- **Input data**
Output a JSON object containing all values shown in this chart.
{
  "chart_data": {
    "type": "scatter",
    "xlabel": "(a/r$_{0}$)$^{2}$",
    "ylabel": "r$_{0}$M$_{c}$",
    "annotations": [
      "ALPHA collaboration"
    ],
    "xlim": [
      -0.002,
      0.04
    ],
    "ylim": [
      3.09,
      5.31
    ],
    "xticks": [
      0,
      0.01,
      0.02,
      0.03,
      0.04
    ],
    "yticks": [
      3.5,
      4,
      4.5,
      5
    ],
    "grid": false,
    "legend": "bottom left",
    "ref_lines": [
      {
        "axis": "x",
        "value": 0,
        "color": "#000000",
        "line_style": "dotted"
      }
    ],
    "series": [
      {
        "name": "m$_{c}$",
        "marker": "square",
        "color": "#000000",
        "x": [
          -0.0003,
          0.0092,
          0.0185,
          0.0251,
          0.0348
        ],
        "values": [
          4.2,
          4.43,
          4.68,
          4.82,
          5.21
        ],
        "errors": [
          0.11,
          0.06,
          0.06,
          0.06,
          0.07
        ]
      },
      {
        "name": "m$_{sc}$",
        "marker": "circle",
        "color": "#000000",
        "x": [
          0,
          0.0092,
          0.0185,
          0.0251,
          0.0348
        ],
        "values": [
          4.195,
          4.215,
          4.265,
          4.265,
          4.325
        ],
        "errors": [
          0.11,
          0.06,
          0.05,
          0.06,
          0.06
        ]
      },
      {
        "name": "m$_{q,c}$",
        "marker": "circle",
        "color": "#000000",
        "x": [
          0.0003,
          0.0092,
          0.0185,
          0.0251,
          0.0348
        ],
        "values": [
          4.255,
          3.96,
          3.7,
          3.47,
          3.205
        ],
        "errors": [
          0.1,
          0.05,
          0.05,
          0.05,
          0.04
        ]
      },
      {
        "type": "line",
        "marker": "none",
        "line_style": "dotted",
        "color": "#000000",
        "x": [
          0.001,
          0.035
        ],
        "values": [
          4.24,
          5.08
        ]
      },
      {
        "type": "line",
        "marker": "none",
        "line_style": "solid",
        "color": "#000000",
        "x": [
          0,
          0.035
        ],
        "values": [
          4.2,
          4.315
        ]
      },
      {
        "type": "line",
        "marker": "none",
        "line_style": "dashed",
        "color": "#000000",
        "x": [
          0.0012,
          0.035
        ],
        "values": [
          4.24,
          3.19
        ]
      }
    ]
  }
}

- **Objective**
Generate an exact reproduction of all entries.

- **Worked solution**
Output a JSON object containing all values shown in this chart.
{
  "chart_data": {
    "type": "scatter",
    "xlabel": "(a/r$_{0}$)$^{2}$",
    "ylabel": "r$_{0}$M$_{c}$",
    "annotations": [
      "ALPHA collaboration"
    ],
    "xlim": [
      -0.002,
      0.04
    ],
    "ylim": [
      3.09,
      5.31
    ],
    "xticks": [
      0,
      0.01,
      0.02,
      0.03,
      0.04
    ],
    "yticks": [
      3.5,
      4,
      4.5,
      5
    ],
    "grid": false,
    "legend": "bottom left",
    "ref_lines": [
      {
        "axis": "x",
        "value": 0,
        "color": "#000000",
        "line_style": "dotted"
      }
    ],
    "series": [
      {
        "name": "m$_{c}$",
        "marker": "square",
        "color": "#000000",
        "x": [
          -0.0003,
          0.0092,
          0.0185,
          0.0251,
          0.0348
        ],
        "values": [
          4.2,
          4.43,
          4.68,
          4.82,
          5.21
        ],
        "errors": [
          0.11,
          0.06,
          0.06,
          0.06,
          0.07
        ]
      },
      {
        "name": "m$_{sc}$",
        "marker": "circle",
        "color": "#000000",
        "x": [
          0,
          0.0092,
          0.0185,
          0.0251,
          0.0348
        ],
        "values": [
          4.195,
          4.215,
          4.265,
          4.265,
          4.325
        ],
        "errors": [
          0.11,
          0.06,
          0.05,
          0.06,
          0.06
        ]
      },
      {
        "name": "m$_{q,c}$",
        "marker": "circle",
        "color": "#000000",
        "x": [
          0.0003,
          0.0092,
          0.0185,
          0.0251,
          0.0348
        ],
        "values": [
          4.255,
          3.96,
          3.7,
          3.47,
          3.205
        ],
        "errors": [
          0.1,
          0.05,
          0.05,
          0.05,
          0.04
        ]
      },
      {
        "type": "line",
        "marker": "none",
        "line_style": "dotted",
        "color": "#000000",
        "x": [
          0.001,
          0.035
        ],
        "values": [
          4.24,
          5.08
        ]
      },
      {
        "type": "line",
        "marker": "none",
        "line_style": "solid",
        "color": "#000000",
        "x": [
          0,
          0.035
        ],
        "values": [
          4.2,
          4.315
        ]
      },
      {
        "type": "line",
        "marker": "none",
        "line_style": "dashed",
        "color": "#000000",
        "x": [
          0.0012,
          0.035
        ],
        "values": [
          4.24,
          3.19
        ]
      }
    ]
  }
}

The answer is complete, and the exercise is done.